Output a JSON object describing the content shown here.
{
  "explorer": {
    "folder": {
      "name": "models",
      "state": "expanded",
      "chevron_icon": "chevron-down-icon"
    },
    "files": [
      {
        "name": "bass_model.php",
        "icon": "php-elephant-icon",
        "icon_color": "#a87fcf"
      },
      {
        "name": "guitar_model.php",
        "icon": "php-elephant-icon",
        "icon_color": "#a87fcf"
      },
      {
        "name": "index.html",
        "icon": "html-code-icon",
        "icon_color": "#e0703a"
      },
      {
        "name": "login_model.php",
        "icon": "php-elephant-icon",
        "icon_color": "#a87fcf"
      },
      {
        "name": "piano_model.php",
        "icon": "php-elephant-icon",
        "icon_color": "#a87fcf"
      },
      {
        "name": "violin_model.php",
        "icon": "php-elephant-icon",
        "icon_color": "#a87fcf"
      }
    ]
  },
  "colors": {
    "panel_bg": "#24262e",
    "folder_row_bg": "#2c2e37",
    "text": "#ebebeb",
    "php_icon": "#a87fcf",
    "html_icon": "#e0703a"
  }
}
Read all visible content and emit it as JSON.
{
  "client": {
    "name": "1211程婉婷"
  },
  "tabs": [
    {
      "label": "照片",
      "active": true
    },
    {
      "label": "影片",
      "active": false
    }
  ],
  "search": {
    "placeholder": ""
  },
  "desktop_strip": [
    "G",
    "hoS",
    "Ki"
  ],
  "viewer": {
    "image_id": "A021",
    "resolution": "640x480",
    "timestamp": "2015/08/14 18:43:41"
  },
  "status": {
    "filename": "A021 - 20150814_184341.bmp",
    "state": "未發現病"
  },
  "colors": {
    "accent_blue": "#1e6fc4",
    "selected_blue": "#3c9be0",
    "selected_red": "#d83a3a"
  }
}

# Exercise brief
From the records above, extract each line exactly as shown.

# Task output
Output a JSON object describing the content shown here.
{
  "explorer": {
    "folder": {
      "name": "models",
      "state": "expanded",
      "chevron_icon": "chevron-down-icon"
    },
    "files": [
      {
        "name": "bass_model.php",
        "icon": "php-elephant-icon",
        "icon_color": "#a87fcf"
      },
      {
        "name": "guitar_model.php",
        "icon": "php-elephant-icon",
        "icon_color": "#a87fcf"
      },
      {
        "name": "index.html",
        "icon": "html-code-icon",
        "icon_color": "#e0703a"
      },
      {
        "name": "login_model.php",
        "icon": "php-elephant-icon",
        "icon_color": "#a87fcf"
      },
      {
        "name": "piano_model.php",
        "icon": "php-elephant-icon",
        "icon_color": "#a87fcf"
      },
      {
        "name": "violin_model.php",
        "icon": "php-elephant-icon",
        "icon_color": "#a87fcf"
      }
    ]
  },
  "colors": {
    "panel_bg": "#24262e",
    "folder_row_bg": "#2c2e37",
    "text": "#ebebeb",
    "php_icon": "#a87fcf",
    "html_icon": "#e0703a"
  }
}
Read all visible content and emit it as JSON.
{
  "client": {
    "name": "1211程婉婷"
  },
  "tabs": [
    {
      "label": "照片",
      "active": true
    },
    {
      "label": "影片",
      "active": false
    }
  ],
  "search": {
    "placeholder": ""
  },
  "desktop_strip": [
    "G",
    "hoS",
    "Ki"
  ],
  "viewer": {
    "image_id": "A021",
    "resolution": "640x480",
    "timestamp": "2015/08/14 18:43:41"
  },
  "status": {
    "filename": "A021 - 20150814_184341.bmp",
    "state": "未發現病"
  },
  "colors": {
    "accent_blue": "#1e6fc4",
    "selected_blue": "#3c9be0",
    "selected_red": "#d83a3a"
  }
}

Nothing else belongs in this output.